- **Goal**
Reproduce exactly the lines from the one containing "What text is on this page?" through the last line of the records below, both included, and nothing else.

══ Data in this exercise

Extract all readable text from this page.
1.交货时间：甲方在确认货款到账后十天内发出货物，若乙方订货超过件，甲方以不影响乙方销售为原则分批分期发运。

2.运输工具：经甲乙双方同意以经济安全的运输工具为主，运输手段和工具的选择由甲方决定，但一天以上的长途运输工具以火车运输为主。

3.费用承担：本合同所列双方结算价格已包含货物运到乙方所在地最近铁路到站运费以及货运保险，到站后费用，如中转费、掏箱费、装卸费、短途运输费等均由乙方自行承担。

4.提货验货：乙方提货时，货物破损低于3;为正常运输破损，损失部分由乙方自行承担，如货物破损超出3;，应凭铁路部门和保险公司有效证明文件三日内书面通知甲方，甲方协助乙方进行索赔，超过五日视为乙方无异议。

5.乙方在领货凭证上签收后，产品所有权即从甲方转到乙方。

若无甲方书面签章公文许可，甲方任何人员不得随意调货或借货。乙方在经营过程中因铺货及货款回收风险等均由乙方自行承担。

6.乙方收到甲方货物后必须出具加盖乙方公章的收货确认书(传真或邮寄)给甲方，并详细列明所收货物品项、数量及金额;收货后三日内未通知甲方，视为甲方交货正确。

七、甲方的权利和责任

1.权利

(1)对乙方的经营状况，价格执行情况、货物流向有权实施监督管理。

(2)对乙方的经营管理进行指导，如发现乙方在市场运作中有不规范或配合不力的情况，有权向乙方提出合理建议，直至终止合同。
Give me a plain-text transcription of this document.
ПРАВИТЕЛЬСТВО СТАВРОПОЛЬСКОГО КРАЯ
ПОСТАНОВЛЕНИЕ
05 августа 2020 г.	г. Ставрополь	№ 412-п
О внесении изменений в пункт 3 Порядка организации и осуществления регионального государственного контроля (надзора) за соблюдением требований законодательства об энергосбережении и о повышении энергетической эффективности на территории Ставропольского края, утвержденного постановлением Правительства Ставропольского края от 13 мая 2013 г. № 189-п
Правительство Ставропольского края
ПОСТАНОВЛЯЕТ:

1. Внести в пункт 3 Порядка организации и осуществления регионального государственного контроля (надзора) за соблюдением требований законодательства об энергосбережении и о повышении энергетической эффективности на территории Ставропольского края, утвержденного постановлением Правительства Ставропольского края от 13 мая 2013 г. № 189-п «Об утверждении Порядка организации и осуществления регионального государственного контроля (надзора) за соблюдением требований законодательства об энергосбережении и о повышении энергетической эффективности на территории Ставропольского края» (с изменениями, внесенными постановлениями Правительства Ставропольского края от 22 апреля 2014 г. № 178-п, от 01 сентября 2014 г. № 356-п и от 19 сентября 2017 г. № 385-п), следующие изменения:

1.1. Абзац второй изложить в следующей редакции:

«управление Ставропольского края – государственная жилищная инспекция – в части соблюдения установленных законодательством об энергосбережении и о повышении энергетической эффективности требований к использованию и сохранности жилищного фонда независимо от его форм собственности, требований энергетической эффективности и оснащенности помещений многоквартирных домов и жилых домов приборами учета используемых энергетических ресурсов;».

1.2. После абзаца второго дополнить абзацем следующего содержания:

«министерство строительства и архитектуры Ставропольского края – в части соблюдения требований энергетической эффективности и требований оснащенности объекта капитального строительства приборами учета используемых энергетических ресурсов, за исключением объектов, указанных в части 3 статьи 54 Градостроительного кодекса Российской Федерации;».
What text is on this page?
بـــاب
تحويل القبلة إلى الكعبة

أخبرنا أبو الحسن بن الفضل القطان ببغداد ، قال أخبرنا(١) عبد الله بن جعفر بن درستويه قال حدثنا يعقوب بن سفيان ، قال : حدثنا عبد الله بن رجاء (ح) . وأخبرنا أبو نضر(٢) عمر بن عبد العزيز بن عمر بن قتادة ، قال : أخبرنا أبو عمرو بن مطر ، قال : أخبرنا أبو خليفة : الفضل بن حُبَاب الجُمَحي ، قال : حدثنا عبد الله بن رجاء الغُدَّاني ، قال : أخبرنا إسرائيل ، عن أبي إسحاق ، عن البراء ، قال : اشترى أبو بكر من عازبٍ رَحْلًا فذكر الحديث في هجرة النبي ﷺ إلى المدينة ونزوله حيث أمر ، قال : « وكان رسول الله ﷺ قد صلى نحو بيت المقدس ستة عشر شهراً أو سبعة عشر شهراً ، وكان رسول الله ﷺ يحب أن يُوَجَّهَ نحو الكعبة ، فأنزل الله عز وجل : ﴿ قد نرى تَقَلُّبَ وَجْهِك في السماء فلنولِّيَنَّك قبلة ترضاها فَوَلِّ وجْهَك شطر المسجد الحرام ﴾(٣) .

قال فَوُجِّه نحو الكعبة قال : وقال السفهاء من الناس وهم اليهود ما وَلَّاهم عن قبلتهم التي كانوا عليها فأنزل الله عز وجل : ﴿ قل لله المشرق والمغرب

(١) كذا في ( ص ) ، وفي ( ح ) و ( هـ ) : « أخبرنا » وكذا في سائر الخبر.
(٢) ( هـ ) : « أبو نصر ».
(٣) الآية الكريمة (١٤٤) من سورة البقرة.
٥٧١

════

- **Exercise solution**
What text is on this page?
بـــاب
تحويل القبلة إلى الكعبة

أخبرنا أبو الحسن بن الفضل القطان ببغداد ، قال أخبرنا(١) عبد الله بن جعفر بن درستويه قال حدثنا يعقوب بن سفيان ، قال : حدثنا عبد الله بن رجاء (ح) . وأخبرنا أبو نضر(٢) عمر بن عبد العزيز بن عمر بن قتادة ، قال : أخبرنا أبو عمرو بن مطر ، قال : أخبرنا أبو خليفة : الفضل بن حُبَاب الجُمَحي ، قال : حدثنا عبد الله بن رجاء الغُدَّاني ، قال : أخبرنا إسرائيل ، عن أبي إسحاق ، عن البراء ، قال : اشترى أبو بكر من عازبٍ رَحْلًا فذكر الحديث في هجرة النبي ﷺ إلى المدينة ونزوله حيث أمر ، قال : « وكان رسول الله ﷺ قد صلى نحو بيت المقدس ستة عشر شهراً أو سبعة عشر شهراً ، وكان رسول الله ﷺ يحب أن يُوَجَّهَ نحو الكعبة ، فأنزل الله عز وجل : ﴿ قد نرى تَقَلُّبَ وَجْهِك في السماء فلنولِّيَنَّك قبلة ترضاها فَوَلِّ وجْهَك شطر المسجد الحرام ﴾(٣) .

قال فَوُجِّه نحو الكعبة قال : وقال السفهاء من الناس وهم اليهود ما وَلَّاهم عن قبلتهم التي كانوا عليها فأنزل الله عز وجل : ﴿ قل لله المشرق والمغرب

(١) كذا في ( ص ) ، وفي ( ح ) و ( هـ ) : « أخبرنا » وكذا في سائر الخبر.
(٢) ( هـ ) : « أبو نصر ».
(٣) الآية الكريمة (١٤٤) من سورة البقرة.
٥٧١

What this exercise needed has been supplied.